# [PROBLEM TO WORK ON]
Every entry below must be repeated exactly; skip the pictures.

# [RECORD EXTRACTS]
((

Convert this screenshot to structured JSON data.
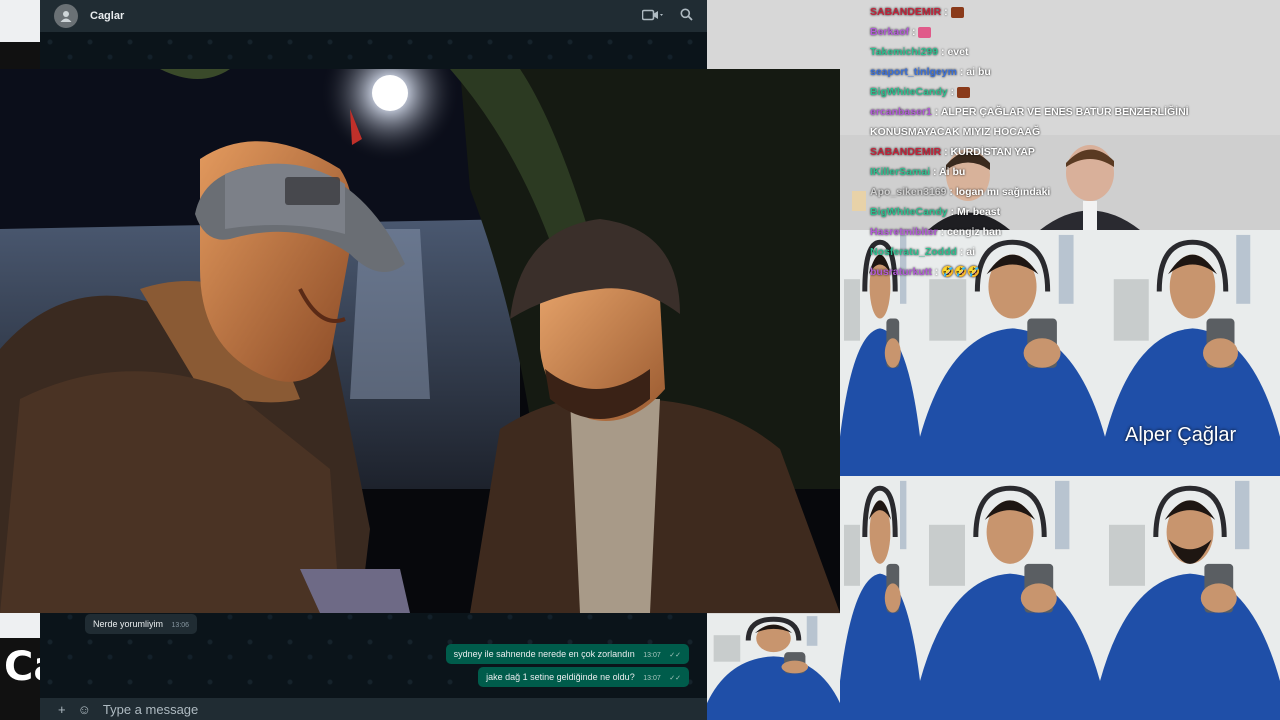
{
  "whatsapp": {
    "contact_name": "Caglar",
    "input_placeholder": "Type a message",
    "messages": [
      {
        "direction": "in",
        "text": "Nerde yorumliyim",
        "time": "13:06"
      },
      {
        "direction": "out",
        "text": "sydney ile sahnende nerede en çok zorlandın",
        "time": "13:07"
      },
      {
        "direction": "out",
        "text": "jake dağ 1 setine geldiğinde ne oldu?",
        "time": "13:07"
      }
    ]
  },
  "brand_text": "Ca",
  "chat": {
    "lines": [
      {
        "user": "SABANDEMIR",
        "color": "#c0233a",
        "message": "",
        "emote": "#8a3a1a"
      },
      {
        "user": "Berkaof",
        "color": "#b15bd6",
        "message": "",
        "emote": "#e05a8a"
      },
      {
        "user": "Takemichi299",
        "color": "#2ebf8f",
        "message": "evet"
      },
      {
        "user": "seaport_tinlgeym",
        "color": "#3a6fd8",
        "message": "ai bu"
      },
      {
        "user": "BigWhiteCandy",
        "color": "#2ebf8f",
        "message": "",
        "emote": "#8a3a1a"
      },
      {
        "user": "ercanbaser1",
        "color": "#b15bd6",
        "message": "ALPER ÇAĞLAR VE ENES BATUR BENZERLİĞİNİ"
      },
      {
        "user": "",
        "color": "#ffffff",
        "message": "KONUSMAYACAK MIYIZ HOCAAĞ"
      },
      {
        "user": "SABANDEMIR",
        "color": "#c0233a",
        "message": "KURDİSTAN YAP"
      },
      {
        "user": "IKillerSamai",
        "color": "#2ebf8f",
        "message": "Ai bu"
      },
      {
        "user": "Apo_siken3169",
        "color": "#cfcfcf",
        "message": "logan mı sağındaki"
      },
      {
        "user": "BigWhiteCandy",
        "color": "#2ebf8f",
        "message": "Mr beast"
      },
      {
        "user": "Hasretmibiter",
        "color": "#b15bd6",
        "message": "cengiz han"
      },
      {
        "user": "Nosferatu_Zoddd",
        "color": "#2ebf8f",
        "message": "ai"
      },
      {
        "user": "busraturkutt",
        "color": "#b15bd6",
        "message": "🤣🤣🤣"
      }
    ]
  },
  "meme": {
    "caption": "Alper Çağlar"
  },
  "colors": {
    "whatsapp_bg": "#0b141a",
    "whatsapp_header": "#202c33",
    "bubble_out": "#005c4b",
    "bubble_in": "#202c33",
    "shirt_blue": "#1f4fa8"
  }
}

))

# [RESPONSE FOR THIS EXERCISE]
Convert this screenshot to structured JSON data.
{
  "whatsapp": {
    "contact_name": "Caglar",
    "input_placeholder": "Type a message",
    "messages": [
      {
        "direction": "in",
        "text": "Nerde yorumliyim",
        "time": "13:06"
      },
      {
        "direction": "out",
        "text": "sydney ile sahnende nerede en çok zorlandın",
        "time": "13:07"
      },
      {
        "direction": "out",
        "text": "jake dağ 1 setine geldiğinde ne oldu?",
        "time": "13:07"
      }
    ]
  },
  "brand_text": "Ca",
  "chat": {
    "lines": [
      {
        "user": "SABANDEMIR",
        "color": "#c0233a",
        "message": "",
        "emote": "#8a3a1a"
      },
      {
        "user": "Berkaof",
        "color": "#b15bd6",
        "message": "",
        "emote": "#e05a8a"
      },
      {
        "user": "Takemichi299",
        "color": "#2ebf8f",
        "message": "evet"
      },
      {
        "user": "seaport_tinlgeym",
        "color": "#3a6fd8",
        "message": "ai bu"
      },
      {
        "user": "BigWhiteCandy",
        "color": "#2ebf8f",
        "message": "",
        "emote": "#8a3a1a"
      },
      {
        "user": "ercanbaser1",
        "color": "#b15bd6",
        "message": "ALPER ÇAĞLAR VE ENES BATUR BENZERLİĞİNİ"
      },
      {
        "user": "",
        "color": "#ffffff",
        "message": "KONUSMAYACAK MIYIZ HOCAAĞ"
      },
      {
        "user": "SABANDEMIR",
        "color": "#c0233a",
        "message": "KURDİSTAN YAP"
      },
      {
        "user": "IKillerSamai",
        "color": "#2ebf8f",
        "message": "Ai bu"
      },
      {
        "user": "Apo_siken3169",
        "color": "#cfcfcf",
        "message": "logan mı sağındaki"
      },
      {
        "user": "BigWhiteCandy",
        "color": "#2ebf8f",
        "message": "Mr beast"
      },
      {
        "user": "Hasretmibiter",
        "color": "#b15bd6",
        "message": "cengiz han"
      },
      {
        "user": "Nosferatu_Zoddd",
        "color": "#2ebf8f",
        "message": "ai"
      },
      {
        "user": "busraturkutt",
        "color": "#b15bd6",
        "message": "🤣🤣🤣"
      }
    ]
  },
  "meme": {
    "caption": "Alper Çağlar"
  },
  "colors": {
    "whatsapp_bg": "#0b141a",
    "whatsapp_header": "#202c33",
    "bubble_out": "#005c4b",
    "bubble_in": "#202c33",
    "shirt_blue": "#1f4fa8"
  }
}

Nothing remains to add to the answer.